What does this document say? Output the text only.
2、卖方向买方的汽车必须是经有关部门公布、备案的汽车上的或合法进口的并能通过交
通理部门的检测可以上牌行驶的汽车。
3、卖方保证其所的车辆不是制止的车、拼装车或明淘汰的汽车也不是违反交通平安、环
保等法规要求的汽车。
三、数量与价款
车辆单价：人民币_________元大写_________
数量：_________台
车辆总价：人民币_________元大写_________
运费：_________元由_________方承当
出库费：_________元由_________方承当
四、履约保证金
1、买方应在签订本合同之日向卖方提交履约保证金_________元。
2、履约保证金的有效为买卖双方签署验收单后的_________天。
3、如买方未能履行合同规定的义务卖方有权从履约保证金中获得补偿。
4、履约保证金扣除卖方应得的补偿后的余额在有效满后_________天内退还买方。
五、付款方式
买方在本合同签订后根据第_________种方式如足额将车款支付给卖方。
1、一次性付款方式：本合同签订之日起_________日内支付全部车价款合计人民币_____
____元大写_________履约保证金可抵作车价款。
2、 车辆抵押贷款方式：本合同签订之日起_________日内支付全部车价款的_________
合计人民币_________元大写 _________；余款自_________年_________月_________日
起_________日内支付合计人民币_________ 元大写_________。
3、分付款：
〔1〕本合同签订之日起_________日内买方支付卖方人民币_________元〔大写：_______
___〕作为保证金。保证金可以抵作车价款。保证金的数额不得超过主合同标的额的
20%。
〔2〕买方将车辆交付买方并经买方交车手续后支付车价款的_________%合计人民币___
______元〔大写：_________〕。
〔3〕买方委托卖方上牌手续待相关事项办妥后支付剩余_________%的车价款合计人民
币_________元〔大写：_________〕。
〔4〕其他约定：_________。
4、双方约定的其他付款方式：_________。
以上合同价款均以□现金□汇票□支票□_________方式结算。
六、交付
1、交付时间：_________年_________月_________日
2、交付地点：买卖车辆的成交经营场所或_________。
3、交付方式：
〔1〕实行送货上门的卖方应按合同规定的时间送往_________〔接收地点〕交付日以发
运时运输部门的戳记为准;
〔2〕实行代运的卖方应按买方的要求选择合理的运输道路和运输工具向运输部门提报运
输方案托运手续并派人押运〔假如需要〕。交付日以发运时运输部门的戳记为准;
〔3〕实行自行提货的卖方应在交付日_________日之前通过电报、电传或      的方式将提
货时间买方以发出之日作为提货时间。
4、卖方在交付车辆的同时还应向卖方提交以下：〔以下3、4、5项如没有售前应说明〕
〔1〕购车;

> _Objective_: Extract the full set of entries word for word.

> _Result for this task_:
What does this document say? Output the text only.
2、卖方向买方的汽车必须是经有关部门公布、备案的汽车上的或合法进口的并能通过交
通理部门的检测可以上牌行驶的汽车。
3、卖方保证其所的车辆不是制止的车、拼装车或明淘汰的汽车也不是违反交通平安、环
保等法规要求的汽车。
三、数量与价款
车辆单价：人民币_________元大写_________
数量：_________台
车辆总价：人民币_________元大写_________
运费：_________元由_________方承当
出库费：_________元由_________方承当
四、履约保证金
1、买方应在签订本合同之日向卖方提交履约保证金_________元。
2、履约保证金的有效为买卖双方签署验收单后的_________天。
3、如买方未能履行合同规定的义务卖方有权从履约保证金中获得补偿。
4、履约保证金扣除卖方应得的补偿后的余额在有效满后_________天内退还买方。
五、付款方式
买方在本合同签订后根据第_________种方式如足额将车款支付给卖方。
1、一次性付款方式：本合同签订之日起_________日内支付全部车价款合计人民币_____
____元大写_________履约保证金可抵作车价款。
2、 车辆抵押贷款方式：本合同签订之日起_________日内支付全部车价款的_________
合计人民币_________元大写 _________；余款自_________年_________月_________日
起_________日内支付合计人民币_________ 元大写_________。
3、分付款：
〔1〕本合同签订之日起_________日内买方支付卖方人民币_________元〔大写：_______
___〕作为保证金。保证金可以抵作车价款。保证金的数额不得超过主合同标的额的
20%。
〔2〕买方将车辆交付买方并经买方交车手续后支付车价款的_________%合计人民币___
______元〔大写：_________〕。
〔3〕买方委托卖方上牌手续待相关事项办妥后支付剩余_________%的车价款合计人民
币_________元〔大写：_________〕。
〔4〕其他约定：_________。
4、双方约定的其他付款方式：_________。
以上合同价款均以□现金□汇票□支票□_________方式结算。
六、交付
1、交付时间：_________年_________月_________日
2、交付地点：买卖车辆的成交经营场所或_________。
3、交付方式：
〔1〕实行送货上门的卖方应按合同规定的时间送往_________〔接收地点〕交付日以发
运时运输部门的戳记为准;
〔2〕实行代运的卖方应按买方的要求选择合理的运输道路和运输工具向运输部门提报运
输方案托运手续并派人押运〔假如需要〕。交付日以发运时运输部门的戳记为准;
〔3〕实行自行提货的卖方应在交付日_________日之前通过电报、电传或      的方式将提
货时间买方以发出之日作为提货时间。
4、卖方在交付车辆的同时还应向卖方提交以下：〔以下3、4、5项如没有售前应说明〕
〔1〕购车;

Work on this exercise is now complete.